» EXTRACT TO READ
══════
Agreement between automated and visual interpretation.To assess agreement, the qualitative results (positive or negative based on CDC criteria) were compared after the testing of 518 consecutive serum specimens. Among the 518 specimens, 74 (14.3%) were positive for IgG, and 191 (36.9%) were positive for IgM by our current procedure. BLOTrix analysis of the MarBlot assays demonstrated an agreement of 84.7% (439/518) for IgM and 87.3% (452/518) for IgG compared to results obtained by routine testing (Table 1). ViraScan analysis of the ViraBlot IgM and IgG assays showed 85.7% (444/518) and 94.2% (488/518) agreement, respectively, while analysis of the ViraStripe assays demonstrated 87.1% agreement (451/518) for IgM and 93.1% agreement (482/518) for IgG (Table 1). A technologist blinded to the results of routine testing then reviewed the BLOTrix and ViraScan interpretive results for each specimen. The technologist-adjusted BLOTrix and ViraScan results showed substantial agreement (0.61 < κ < 0.80) with results obtained by routine testing with visual interpretation (Table 1).

In addition to the analysis of 518 consecutive serum specimens, two performance panels (BBI and CDC) consisting of 55 serum specimens were tested by the automated systems. BBI serum specimens were also tested by our current Lyme WB procedure. Agreement was assessed by comparing the results of testing to the reference WB results provided with the performance panels (Table 2). Interestingly, the technologist-adjusted ViraScan results of the ViraBlot and ViraStripe IgM assays showed closer agreement (93.3 and 80%, respectively) with the reference BBI WB results than did the results obtained by routine testing (73.3%) (Table 2).

Sensitivity and specificity of automated systems.After the testing of 518 prospective specimens, the results were analyzed by using the visual interpretation of the MarDx assays as the “gold standard.” Although the automated systems demonstrated comparable performances overall, BLOTrix analysis showed higher sensitivities for IgM and IgG (93.3 and 81.1%, respectively) than did ViraScan analysis of the ViraBlot (86.1 and 74.3%, respectively) or ViraStripe (78.9 and 77.0%, respectively) strips (Table 3). In contrast, ViraScan analysis of the ViraStripe IgM and IgG strips showed the highest specificity (92.0 and 95.7%, respectively) compared to visual interpretation of the MarDx MarBlot assays (Table 3).

Adjusted sensitivities and specificities were then calculated after visual review of the automated software results by a laboratory technologist (Table 3). A total of 37/518 (7.1%) MarBlot IgM and 40/518 (7.7%) MarBlot IgG results were adjusted after visual review of the BLOTrix analyses. The majority of the changes (56/77 = 72.7%) made to the BLOTrix interpretations were from positive to negative. These adjustments yielded a marginal increase in specificity for the MarBlot assays (Table 3). In contrast, a total of 8/518 (1.5%) ViraBlot IgM, 12/518 (2.3%) ViraBlot IgG, 8/518 (1.5%) ViraStripe IgM, and 15/518 (2.9%) ViraStripe IgG results were adjusted after review of the ViraScan analyses. The majority of changes (35/43 [81.4%]) made to the ViraScan interpretations were from negative to positive, resulting in the adjusted sensitivities and specificities outlined in Table 3.
══════
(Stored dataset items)
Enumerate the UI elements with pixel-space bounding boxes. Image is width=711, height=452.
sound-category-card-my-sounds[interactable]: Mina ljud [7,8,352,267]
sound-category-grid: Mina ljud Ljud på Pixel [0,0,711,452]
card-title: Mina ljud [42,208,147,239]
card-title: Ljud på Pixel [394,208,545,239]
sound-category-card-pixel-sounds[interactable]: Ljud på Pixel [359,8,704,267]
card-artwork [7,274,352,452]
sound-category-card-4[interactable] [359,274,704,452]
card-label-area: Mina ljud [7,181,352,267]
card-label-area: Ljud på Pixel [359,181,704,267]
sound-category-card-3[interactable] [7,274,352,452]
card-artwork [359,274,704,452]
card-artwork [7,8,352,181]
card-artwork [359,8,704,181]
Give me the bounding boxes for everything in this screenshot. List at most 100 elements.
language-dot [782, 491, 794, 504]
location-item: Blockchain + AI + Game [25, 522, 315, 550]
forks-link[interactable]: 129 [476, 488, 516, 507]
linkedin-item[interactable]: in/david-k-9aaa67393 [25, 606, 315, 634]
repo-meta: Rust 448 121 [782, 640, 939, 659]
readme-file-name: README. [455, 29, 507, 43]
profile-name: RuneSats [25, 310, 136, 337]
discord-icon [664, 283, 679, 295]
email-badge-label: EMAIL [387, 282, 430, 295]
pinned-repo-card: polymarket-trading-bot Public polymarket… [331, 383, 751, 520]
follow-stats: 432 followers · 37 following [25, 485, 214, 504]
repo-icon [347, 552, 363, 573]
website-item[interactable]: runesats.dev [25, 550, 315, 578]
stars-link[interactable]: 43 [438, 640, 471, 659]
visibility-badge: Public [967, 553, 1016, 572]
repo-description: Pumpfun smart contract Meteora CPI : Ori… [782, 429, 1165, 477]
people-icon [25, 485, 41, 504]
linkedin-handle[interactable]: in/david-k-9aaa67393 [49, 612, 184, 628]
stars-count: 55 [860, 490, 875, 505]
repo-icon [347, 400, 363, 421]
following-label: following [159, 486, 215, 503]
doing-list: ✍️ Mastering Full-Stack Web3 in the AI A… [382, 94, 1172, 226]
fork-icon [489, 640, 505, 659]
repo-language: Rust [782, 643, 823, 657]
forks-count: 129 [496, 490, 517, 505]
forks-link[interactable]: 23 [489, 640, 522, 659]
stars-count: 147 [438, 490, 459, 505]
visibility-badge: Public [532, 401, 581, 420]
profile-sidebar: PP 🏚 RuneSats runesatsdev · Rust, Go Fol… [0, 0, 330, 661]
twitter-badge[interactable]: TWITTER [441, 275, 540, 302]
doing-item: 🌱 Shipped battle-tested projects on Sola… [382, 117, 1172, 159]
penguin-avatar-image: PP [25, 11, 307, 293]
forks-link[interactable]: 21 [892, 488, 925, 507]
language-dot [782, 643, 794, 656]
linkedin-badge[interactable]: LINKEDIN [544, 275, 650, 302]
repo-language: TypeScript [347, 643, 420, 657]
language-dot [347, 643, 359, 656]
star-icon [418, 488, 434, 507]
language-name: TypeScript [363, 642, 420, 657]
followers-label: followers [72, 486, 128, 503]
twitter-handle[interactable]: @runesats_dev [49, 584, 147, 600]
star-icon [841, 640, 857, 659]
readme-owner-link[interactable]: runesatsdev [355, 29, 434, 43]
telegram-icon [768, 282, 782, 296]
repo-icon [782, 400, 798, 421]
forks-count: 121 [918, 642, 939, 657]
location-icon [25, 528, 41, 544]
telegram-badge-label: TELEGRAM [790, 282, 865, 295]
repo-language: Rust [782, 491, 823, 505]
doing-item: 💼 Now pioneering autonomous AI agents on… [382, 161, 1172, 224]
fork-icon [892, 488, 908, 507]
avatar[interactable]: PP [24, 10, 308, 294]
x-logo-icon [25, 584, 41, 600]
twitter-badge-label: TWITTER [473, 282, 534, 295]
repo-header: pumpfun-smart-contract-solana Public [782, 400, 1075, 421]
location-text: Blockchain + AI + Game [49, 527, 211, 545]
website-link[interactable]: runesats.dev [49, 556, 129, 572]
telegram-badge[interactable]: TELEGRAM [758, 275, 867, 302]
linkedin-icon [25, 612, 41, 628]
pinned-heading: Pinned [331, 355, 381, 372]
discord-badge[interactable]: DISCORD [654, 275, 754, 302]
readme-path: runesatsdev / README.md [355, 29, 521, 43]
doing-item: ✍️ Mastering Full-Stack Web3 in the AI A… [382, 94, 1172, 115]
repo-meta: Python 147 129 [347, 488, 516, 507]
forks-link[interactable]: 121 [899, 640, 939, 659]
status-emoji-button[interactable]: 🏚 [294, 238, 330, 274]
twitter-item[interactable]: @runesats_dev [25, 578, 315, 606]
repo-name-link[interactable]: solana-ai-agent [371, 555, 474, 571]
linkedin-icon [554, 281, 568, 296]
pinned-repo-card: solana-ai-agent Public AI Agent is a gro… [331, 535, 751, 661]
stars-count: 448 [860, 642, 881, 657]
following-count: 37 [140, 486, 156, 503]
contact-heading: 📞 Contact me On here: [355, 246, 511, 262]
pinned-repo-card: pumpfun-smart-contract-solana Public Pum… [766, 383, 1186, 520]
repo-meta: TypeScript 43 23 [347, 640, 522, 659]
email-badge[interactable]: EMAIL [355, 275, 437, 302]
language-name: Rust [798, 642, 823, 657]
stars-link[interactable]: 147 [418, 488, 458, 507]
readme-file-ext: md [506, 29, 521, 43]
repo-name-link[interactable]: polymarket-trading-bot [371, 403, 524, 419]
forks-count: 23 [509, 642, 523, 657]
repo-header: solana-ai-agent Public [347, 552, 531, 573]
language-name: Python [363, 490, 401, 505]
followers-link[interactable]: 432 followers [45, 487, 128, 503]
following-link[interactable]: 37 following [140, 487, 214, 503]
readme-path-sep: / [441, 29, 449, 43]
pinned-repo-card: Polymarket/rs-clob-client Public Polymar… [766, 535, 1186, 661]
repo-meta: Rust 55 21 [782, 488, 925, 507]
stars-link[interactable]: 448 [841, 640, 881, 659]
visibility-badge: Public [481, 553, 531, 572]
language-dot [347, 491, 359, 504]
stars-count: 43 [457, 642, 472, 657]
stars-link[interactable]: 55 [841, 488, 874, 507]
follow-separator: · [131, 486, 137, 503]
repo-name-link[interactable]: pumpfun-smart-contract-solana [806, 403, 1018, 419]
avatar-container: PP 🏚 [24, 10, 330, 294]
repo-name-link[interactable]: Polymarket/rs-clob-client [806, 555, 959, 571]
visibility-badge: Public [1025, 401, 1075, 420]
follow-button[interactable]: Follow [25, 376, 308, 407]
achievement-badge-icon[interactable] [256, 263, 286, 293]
══════
» INSTRUCTIONS FOR THE TASK
In the Lyme blot text, rewrite the portion that begins with "Sensitivity and specificity" and ends with "MarDx MarBlot assays (Table 3).", renaming "gold standard" to "reference standard".

» RESPONSE AREA
Sensitivity and specificity of automated systems.After the testing of 518 prospective specimens, the results were analyzed by using the visual interpretation of the MarDx assays as the “reference standard.” Although the automated systems demonstrated comparable performances overall, BLOTrix analysis showed higher sensitivities for IgM and IgG (93.3 and 81.1%, respectively) than did ViraScan analysis of the ViraBlot (86.1 and 74.3%, respectively) or ViraStripe (78.9 and 77.0%, respectively) strips (Table 3). In contrast, ViraScan analysis of the ViraStripe IgM and IgG strips showed the highest specificity (92.0 and 95.7%, respectively) compared to visual interpretation of the MarDx MarBlot assays (Table 3).